- **RECORDS PROVIDED**
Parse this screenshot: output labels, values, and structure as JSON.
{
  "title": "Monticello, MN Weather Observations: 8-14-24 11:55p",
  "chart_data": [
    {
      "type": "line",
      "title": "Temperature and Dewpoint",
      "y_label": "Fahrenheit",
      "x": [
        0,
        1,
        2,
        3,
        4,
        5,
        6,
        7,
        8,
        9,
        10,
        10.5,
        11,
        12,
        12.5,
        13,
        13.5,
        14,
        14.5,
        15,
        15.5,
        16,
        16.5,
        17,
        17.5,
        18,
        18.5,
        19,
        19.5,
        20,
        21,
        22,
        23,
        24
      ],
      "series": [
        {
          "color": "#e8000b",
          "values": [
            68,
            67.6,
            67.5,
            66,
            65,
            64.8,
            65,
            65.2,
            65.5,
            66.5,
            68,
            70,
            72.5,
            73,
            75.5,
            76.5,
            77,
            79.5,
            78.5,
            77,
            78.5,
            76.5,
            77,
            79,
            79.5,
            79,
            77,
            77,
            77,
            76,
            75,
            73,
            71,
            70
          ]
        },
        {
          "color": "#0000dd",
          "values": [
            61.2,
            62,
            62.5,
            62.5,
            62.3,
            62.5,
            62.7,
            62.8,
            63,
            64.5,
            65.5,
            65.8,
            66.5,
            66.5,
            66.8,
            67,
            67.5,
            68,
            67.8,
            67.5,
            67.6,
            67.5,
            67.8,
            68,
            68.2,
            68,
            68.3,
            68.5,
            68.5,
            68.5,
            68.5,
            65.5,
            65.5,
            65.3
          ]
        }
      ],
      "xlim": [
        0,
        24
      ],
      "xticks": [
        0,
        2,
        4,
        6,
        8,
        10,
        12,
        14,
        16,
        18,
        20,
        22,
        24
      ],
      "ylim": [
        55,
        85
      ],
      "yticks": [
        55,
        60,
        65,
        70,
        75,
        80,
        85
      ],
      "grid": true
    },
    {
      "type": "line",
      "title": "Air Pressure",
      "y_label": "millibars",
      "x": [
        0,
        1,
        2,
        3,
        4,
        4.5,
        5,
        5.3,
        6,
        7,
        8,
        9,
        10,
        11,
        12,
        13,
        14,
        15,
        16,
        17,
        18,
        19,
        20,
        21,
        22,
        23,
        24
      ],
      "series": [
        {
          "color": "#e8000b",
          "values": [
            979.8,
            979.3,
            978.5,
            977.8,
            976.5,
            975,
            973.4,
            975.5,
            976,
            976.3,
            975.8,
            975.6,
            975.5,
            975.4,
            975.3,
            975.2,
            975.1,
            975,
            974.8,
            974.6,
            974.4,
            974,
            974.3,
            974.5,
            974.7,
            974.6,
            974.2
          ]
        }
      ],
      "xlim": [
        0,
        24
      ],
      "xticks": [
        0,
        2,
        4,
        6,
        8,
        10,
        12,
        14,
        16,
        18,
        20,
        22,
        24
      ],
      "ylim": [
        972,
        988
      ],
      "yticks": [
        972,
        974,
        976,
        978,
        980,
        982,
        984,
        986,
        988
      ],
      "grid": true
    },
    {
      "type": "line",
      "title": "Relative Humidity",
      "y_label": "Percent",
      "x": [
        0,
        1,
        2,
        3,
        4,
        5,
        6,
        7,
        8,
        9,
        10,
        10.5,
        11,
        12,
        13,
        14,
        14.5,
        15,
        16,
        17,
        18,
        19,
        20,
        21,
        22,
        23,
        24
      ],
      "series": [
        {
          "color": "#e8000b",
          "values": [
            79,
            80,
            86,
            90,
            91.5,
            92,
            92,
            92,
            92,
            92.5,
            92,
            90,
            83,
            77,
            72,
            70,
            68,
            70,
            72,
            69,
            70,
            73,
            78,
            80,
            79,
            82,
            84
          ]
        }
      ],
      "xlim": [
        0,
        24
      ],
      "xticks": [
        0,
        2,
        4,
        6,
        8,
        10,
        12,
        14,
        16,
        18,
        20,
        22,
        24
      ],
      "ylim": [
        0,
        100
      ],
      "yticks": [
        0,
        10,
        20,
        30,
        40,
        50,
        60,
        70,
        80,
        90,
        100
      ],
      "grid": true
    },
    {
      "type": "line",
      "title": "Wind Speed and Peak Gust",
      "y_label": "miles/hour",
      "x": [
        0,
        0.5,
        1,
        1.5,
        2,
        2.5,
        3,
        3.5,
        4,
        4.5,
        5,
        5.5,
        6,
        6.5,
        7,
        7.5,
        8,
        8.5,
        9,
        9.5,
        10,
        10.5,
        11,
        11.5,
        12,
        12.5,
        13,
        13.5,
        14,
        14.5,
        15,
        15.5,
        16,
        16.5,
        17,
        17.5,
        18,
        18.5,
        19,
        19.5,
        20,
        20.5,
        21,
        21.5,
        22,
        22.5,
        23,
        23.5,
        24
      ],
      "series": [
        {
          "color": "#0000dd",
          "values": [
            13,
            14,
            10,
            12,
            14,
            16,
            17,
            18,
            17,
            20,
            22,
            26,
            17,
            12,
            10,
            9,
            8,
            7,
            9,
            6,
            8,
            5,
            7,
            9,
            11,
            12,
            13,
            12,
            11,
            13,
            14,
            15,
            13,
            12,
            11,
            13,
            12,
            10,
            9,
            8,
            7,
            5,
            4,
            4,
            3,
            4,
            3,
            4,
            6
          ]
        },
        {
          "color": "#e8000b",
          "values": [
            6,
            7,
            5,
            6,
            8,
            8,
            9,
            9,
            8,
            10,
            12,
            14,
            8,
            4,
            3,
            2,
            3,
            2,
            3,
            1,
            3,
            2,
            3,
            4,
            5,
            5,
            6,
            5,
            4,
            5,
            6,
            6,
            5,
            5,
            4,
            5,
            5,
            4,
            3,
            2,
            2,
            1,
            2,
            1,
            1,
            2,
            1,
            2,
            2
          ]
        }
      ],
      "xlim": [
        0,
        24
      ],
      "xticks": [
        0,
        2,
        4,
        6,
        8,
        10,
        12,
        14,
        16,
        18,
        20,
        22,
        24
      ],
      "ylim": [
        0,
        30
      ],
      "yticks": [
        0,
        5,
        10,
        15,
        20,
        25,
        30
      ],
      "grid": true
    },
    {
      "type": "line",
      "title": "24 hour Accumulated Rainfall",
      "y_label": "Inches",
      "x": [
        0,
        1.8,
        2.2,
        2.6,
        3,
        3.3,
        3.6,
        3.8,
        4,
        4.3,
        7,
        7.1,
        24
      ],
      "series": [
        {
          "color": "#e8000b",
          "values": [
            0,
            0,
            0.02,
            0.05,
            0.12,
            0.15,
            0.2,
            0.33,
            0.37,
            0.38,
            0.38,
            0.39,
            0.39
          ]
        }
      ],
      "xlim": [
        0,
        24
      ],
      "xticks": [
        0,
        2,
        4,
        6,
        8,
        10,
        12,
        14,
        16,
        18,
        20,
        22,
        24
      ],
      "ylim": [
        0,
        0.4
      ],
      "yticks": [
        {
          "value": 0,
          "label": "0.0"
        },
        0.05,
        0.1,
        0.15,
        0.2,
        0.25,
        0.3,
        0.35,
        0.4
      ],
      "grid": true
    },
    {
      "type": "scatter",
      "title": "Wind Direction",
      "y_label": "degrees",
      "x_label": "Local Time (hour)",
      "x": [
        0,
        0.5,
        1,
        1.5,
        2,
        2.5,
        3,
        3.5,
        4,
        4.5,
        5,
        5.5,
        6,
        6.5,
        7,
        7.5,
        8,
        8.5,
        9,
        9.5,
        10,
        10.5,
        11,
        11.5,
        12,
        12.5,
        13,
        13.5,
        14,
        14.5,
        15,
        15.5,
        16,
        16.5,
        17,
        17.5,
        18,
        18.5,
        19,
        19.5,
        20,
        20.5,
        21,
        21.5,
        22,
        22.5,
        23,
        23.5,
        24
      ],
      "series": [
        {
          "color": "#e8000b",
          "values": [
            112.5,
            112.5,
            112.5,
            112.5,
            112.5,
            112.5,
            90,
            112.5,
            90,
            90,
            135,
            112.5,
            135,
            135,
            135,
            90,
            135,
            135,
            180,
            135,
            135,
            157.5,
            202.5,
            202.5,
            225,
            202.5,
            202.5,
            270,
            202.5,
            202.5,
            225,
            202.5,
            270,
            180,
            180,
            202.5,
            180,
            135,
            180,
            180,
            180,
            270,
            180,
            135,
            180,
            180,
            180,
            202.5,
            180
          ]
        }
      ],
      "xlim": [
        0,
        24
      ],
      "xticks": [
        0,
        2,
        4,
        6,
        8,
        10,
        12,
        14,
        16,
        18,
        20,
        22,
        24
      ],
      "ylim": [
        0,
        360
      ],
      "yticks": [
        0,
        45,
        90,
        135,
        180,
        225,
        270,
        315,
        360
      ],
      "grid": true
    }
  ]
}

- **WHAT IS REQUIRED**
Pull out all lines containing the word "title" from the entries above.

- **FINAL RESULT**
  "title": "Monticello, MN Weather Observations: 8-14-24 11:55p",
      "title": "Temperature and Dewpoint",
      "title": "Air Pressure",
      "title": "Relative Humidity",
      "title": "Wind Speed and Peak Gust",
      "title": "24 hour Accumulated Rainfall",
      "title": "Wind Direction",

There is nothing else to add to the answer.